* _Required work_
In the lines below, find how many contain the word "Number" and report that figure alone.

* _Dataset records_

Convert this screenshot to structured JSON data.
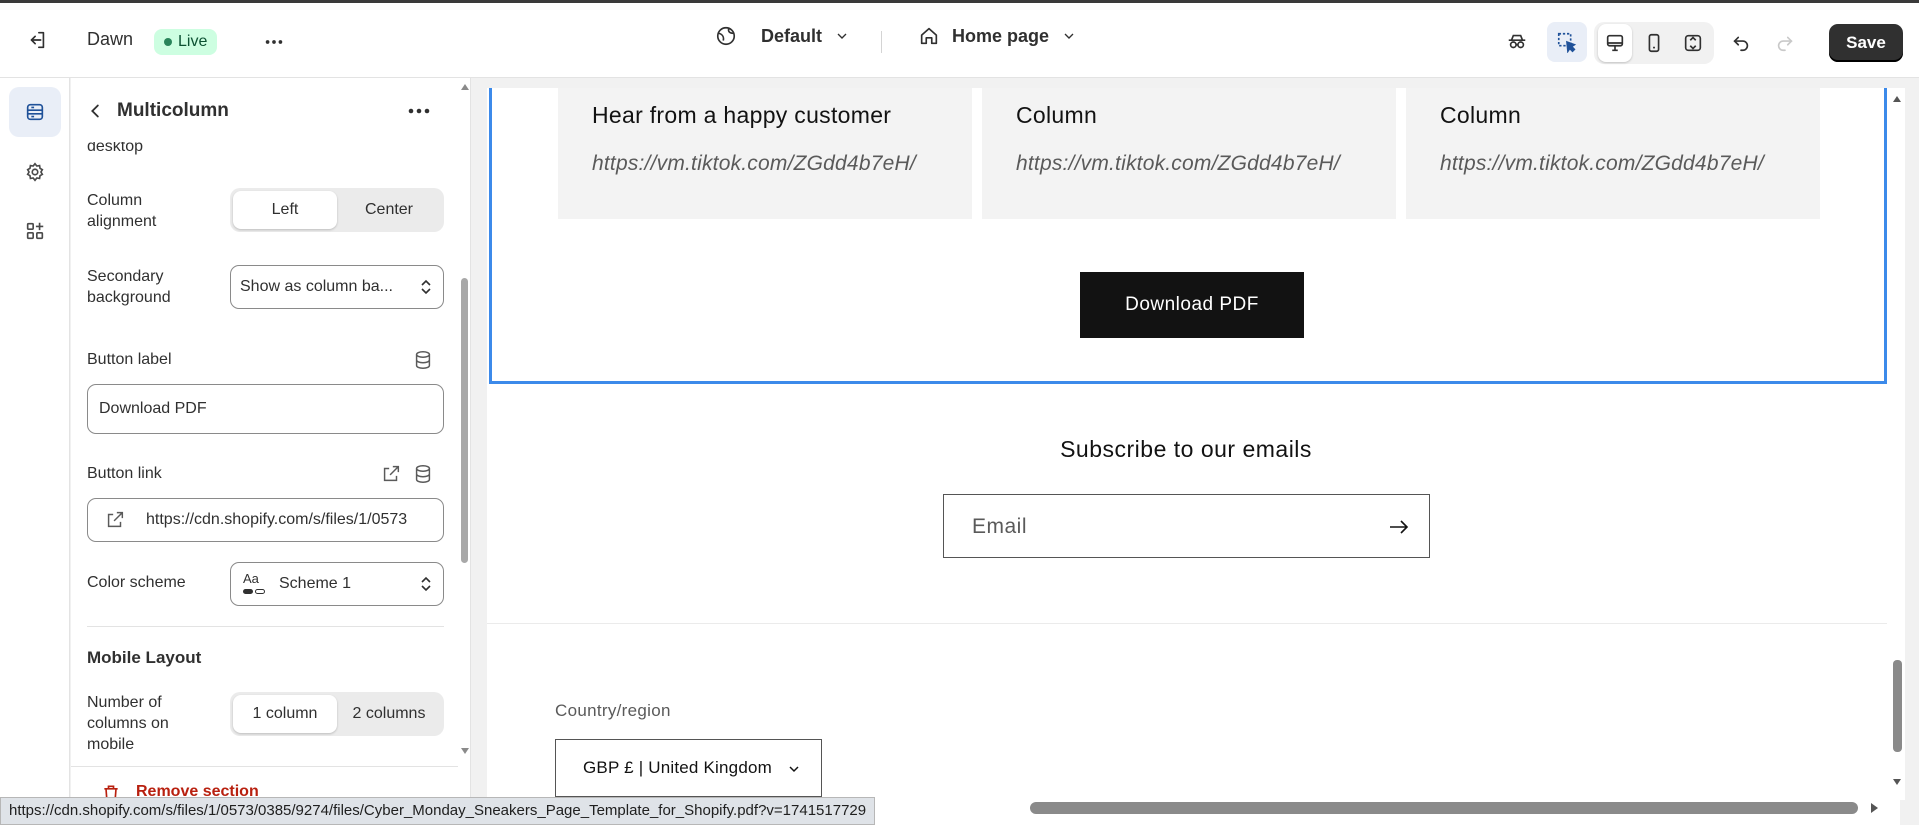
{
  "topbar": {
    "theme_name": "Dawn",
    "status_badge": "Live",
    "language": "Default",
    "page": "Home page",
    "save_label": "Save"
  },
  "rail": {
    "items": [
      "sections-icon",
      "settings-icon",
      "apps-icon"
    ]
  },
  "panel": {
    "title": "Multicolumn",
    "fragment": "desktop",
    "column_alignment": {
      "label": "Column alignment",
      "options": [
        "Left",
        "Center"
      ],
      "selected": "Left"
    },
    "secondary_background": {
      "label": "Secondary background",
      "value": "Show as column ba..."
    },
    "button_label": {
      "label": "Button label",
      "value": "Download PDF"
    },
    "button_link": {
      "label": "Button link",
      "value": "https://cdn.shopify.com/s/files/1/0573"
    },
    "color_scheme": {
      "label": "Color scheme",
      "value": "Scheme 1",
      "swatch": "Aa"
    },
    "mobile_layout": {
      "heading": "Mobile Layout",
      "columns_label": "Number of columns on mobile",
      "options": [
        "1 column",
        "2 columns"
      ],
      "selected": "1 column"
    },
    "remove_label": "Remove section"
  },
  "preview": {
    "columns": [
      {
        "title": "Hear from a happy customer",
        "link": "https://vm.tiktok.com/ZGdd4b7eH/"
      },
      {
        "title": "Column",
        "link": "https://vm.tiktok.com/ZGdd4b7eH/"
      },
      {
        "title": "Column",
        "link": "https://vm.tiktok.com/ZGdd4b7eH/"
      }
    ],
    "download_button": "Download PDF",
    "subscribe_title": "Subscribe to our emails",
    "email_placeholder": "Email",
    "country_label": "Country/region",
    "country_value": "GBP £ | United Kingdom"
  },
  "status_bar_url": "https://cdn.shopify.com/s/files/1/0573/0385/9274/files/Cyber_Monday_Sneakers_Page_Template_for_Shopify.pdf?v=1741517729",
  "colors": {
    "accent": "#3c8aea",
    "live_bg": "#cdfee1",
    "live_dot": "#29845a",
    "danger": "#b8200f",
    "button_dark": "#121212"
  }
}
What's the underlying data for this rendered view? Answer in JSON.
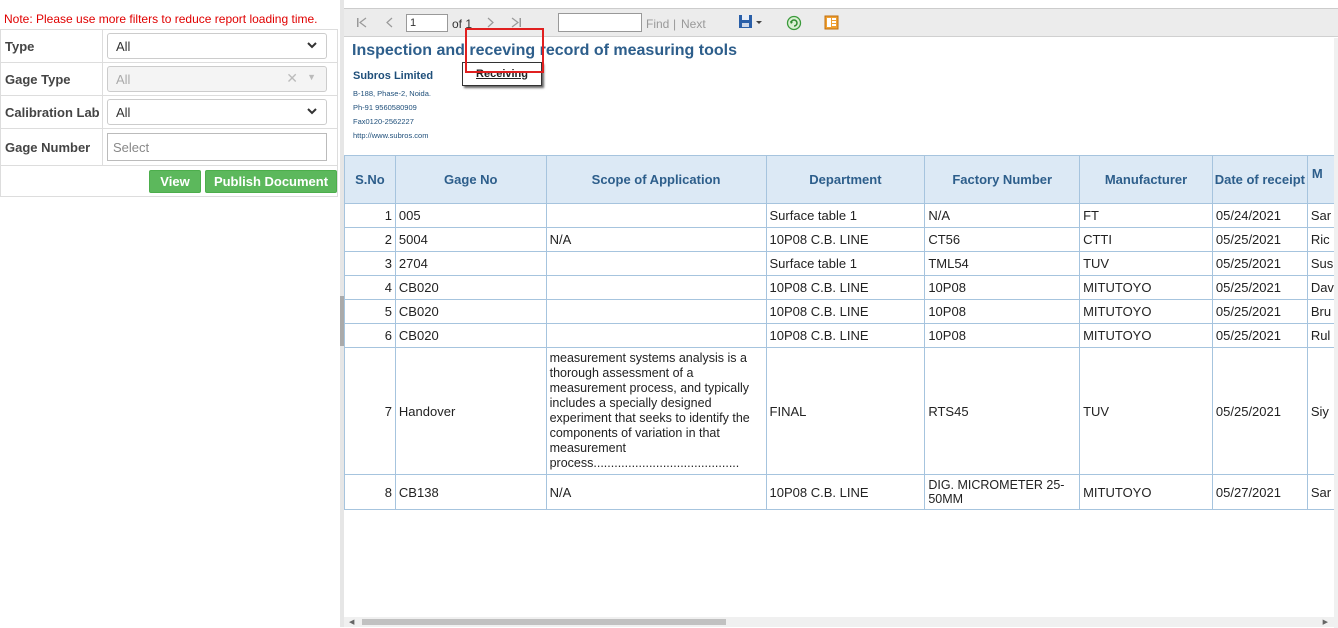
{
  "note": "Note: Please use more filters to reduce report loading time.",
  "filters": [
    {
      "label": "Type",
      "value": "All"
    },
    {
      "label": "Gage Type",
      "value": "All"
    },
    {
      "label": "Calibration Lab",
      "value": "All"
    },
    {
      "label": "Gage Number",
      "placeholder": "Select"
    }
  ],
  "buttons": {
    "view": "View",
    "publish": "Publish Document"
  },
  "toolbar": {
    "page_value": "1",
    "of_label": "of 1",
    "find_label": "Find",
    "separator": "|",
    "next_label": "Next",
    "icons": [
      "first-page-icon",
      "prev-page-icon",
      "next-page-icon",
      "last-page-icon",
      "export-save-icon",
      "refresh-icon",
      "print-layout-icon"
    ]
  },
  "report": {
    "title": "Inspection and receving record of measuring tools",
    "company": {
      "name": "Subros Limited",
      "address": "B-188, Phase-2, Noida.",
      "phone": "Ph-91 9560580909",
      "fax": "Fax0120-2562227",
      "web": "http://www.subros.com"
    },
    "receiving_tab": "Receiving",
    "columns": [
      "S.No",
      "Gage No",
      "Scope of Application",
      "Department",
      "Factory Number",
      "Manufacturer",
      "Date of receipt",
      "M"
    ],
    "rows": [
      {
        "sn": "1",
        "gage": "005",
        "scope": "",
        "dept": "Surface table 1",
        "factory": "N/A",
        "mfr": "FT",
        "date": "05/24/2021",
        "extra": "Sar"
      },
      {
        "sn": "2",
        "gage": "5004",
        "scope": "N/A",
        "dept": "10P08 C.B. LINE",
        "factory": "CT56",
        "mfr": "CTTI",
        "date": "05/25/2021",
        "extra": "Ric"
      },
      {
        "sn": "3",
        "gage": "2704",
        "scope": "",
        "dept": "Surface table 1",
        "factory": "TML54",
        "mfr": "TUV",
        "date": "05/25/2021",
        "extra": "Sus"
      },
      {
        "sn": "4",
        "gage": "CB020",
        "scope": "",
        "dept": "10P08 C.B. LINE",
        "factory": "10P08",
        "mfr": "MITUTOYO",
        "date": "05/25/2021",
        "extra": "Dav"
      },
      {
        "sn": "5",
        "gage": "CB020",
        "scope": "",
        "dept": "10P08 C.B. LINE",
        "factory": "10P08",
        "mfr": "MITUTOYO",
        "date": "05/25/2021",
        "extra": "Bru"
      },
      {
        "sn": "6",
        "gage": "CB020",
        "scope": "",
        "dept": "10P08 C.B. LINE",
        "factory": "10P08",
        "mfr": "MITUTOYO",
        "date": "05/25/2021",
        "extra": "Rul"
      },
      {
        "sn": "7",
        "gage": "Handover",
        "scope": " measurement systems analysis is a thorough assessment of a measurement process, and typically includes a specially designed experiment that seeks to identify the components of variation in that measurement process..........................................",
        "dept": "FINAL",
        "factory": "RTS45",
        "mfr": "TUV",
        "date": "05/25/2021",
        "extra": "Siy"
      },
      {
        "sn": "8",
        "gage": "CB138",
        "scope": "N/A",
        "dept": "10P08 C.B. LINE",
        "factory": "DIG. MICROMETER 25-50MM",
        "mfr": "MITUTOYO",
        "date": "05/27/2021",
        "extra": "Sar"
      }
    ]
  },
  "colors": {
    "note": "#e00000",
    "button": "#5cb85c",
    "header_bg": "#dce9f5",
    "header_text": "#2d5e8b",
    "highlight": "#e02020"
  }
}
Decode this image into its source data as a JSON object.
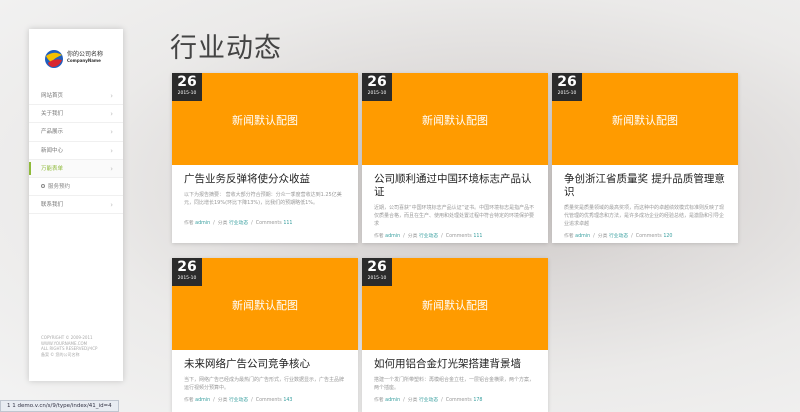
{
  "brand": {
    "name": "你的公司名称",
    "name_en": "CompanyName",
    "colors": {
      "accent": "#ff9b00",
      "nav_active": "#8fba3a",
      "date_bg": "#2b2b2b",
      "link": "#3aa0a0"
    }
  },
  "nav": {
    "items": [
      {
        "label": "网站首页",
        "chevron": "›",
        "active": false
      },
      {
        "label": "关于我们",
        "chevron": "›",
        "active": false
      },
      {
        "label": "产品展示",
        "chevron": "›",
        "active": false
      },
      {
        "label": "新闻中心",
        "chevron": "›",
        "active": false
      },
      {
        "label": "万能表单",
        "chevron": "›",
        "active": true
      },
      {
        "label": "服务预约",
        "chevron": "",
        "active": false,
        "sub": true
      },
      {
        "label": "联系我们",
        "chevron": "›",
        "active": false
      }
    ]
  },
  "copyright": {
    "line1": "COPYRIGHT © 2009-2011",
    "line2": "WWW.YOURNAME.COM",
    "line3": "ALL RIGHTS RESERVED沪ICP",
    "line4": "备案 © 您的公司名称"
  },
  "page": {
    "title": "行业动态"
  },
  "meta_labels": {
    "author": "作者",
    "category": "分类",
    "comments": "Comments"
  },
  "cards": [
    {
      "day": "26",
      "ym": "2015-10",
      "image_label": "新闻默认配图",
      "title": "广告业务反弹将使分众收益",
      "excerpt": "以下为报告摘要：   营收大部分符合预期：分众一季度营收达到1.25亿美元，同比增长19%(环比下降13%)，比我们的预期略低1%。",
      "author": "admin",
      "category": "行业动态",
      "comments": "111"
    },
    {
      "day": "26",
      "ym": "2015-10",
      "image_label": "新闻默认配图",
      "title": "公司顺利通过中国环境标志产品认证",
      "excerpt": "近期，公司喜获“中国环境标志产品认证”证书。中国环境标志是指产品不仅质量合格，而且在生产、使用和处理处置过程中符合特定的环境保护要求",
      "author": "admin",
      "category": "行业动态",
      "comments": "111"
    },
    {
      "day": "26",
      "ym": "2015-10",
      "image_label": "新闻默认配图",
      "title": "争创浙江省质量奖 提升品质管理意识",
      "excerpt": "质量奖是质量领域的最高奖项，而这种中的卓越绩效模式标准则反映了现代管理的优秀理念和方法，是许多成功企业的经验总结，是激励和引导企业追求卓越",
      "author": "admin",
      "category": "行业动态",
      "comments": "120"
    },
    {
      "day": "26",
      "ym": "2015-10",
      "image_label": "新闻默认配图",
      "title": "未来网络广告公司竞争核心",
      "excerpt": "当下，网络广告已经成为最热门的广告形式，行业数据显示，广告主品牌运行视频分预算中。",
      "author": "admin",
      "category": "行业动态",
      "comments": "143"
    },
    {
      "day": "26",
      "ym": "2015-10",
      "image_label": "新闻默认配图",
      "title": "如何用铝合金灯光架搭建背景墙",
      "excerpt": "搭建一个发门所带塑料：再模组合金立柱，一层铝合金横梁，两个方案，两个插座。",
      "author": "admin",
      "category": "行业动态",
      "comments": "178"
    }
  ],
  "status": {
    "url": "1 1 demo.v.cn/s/9/type/index/41_id=4"
  }
}
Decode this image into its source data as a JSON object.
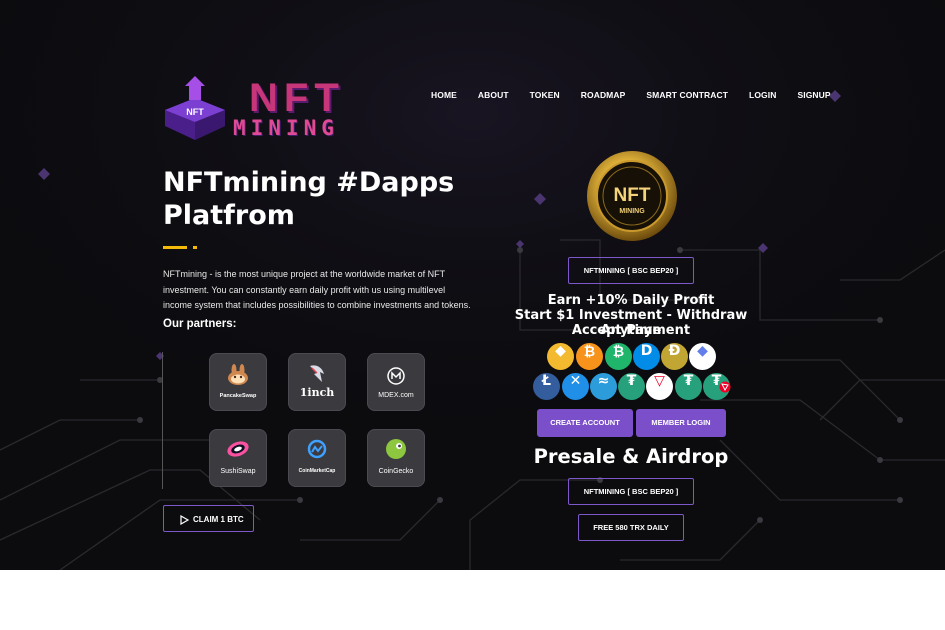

* _Task solution_
3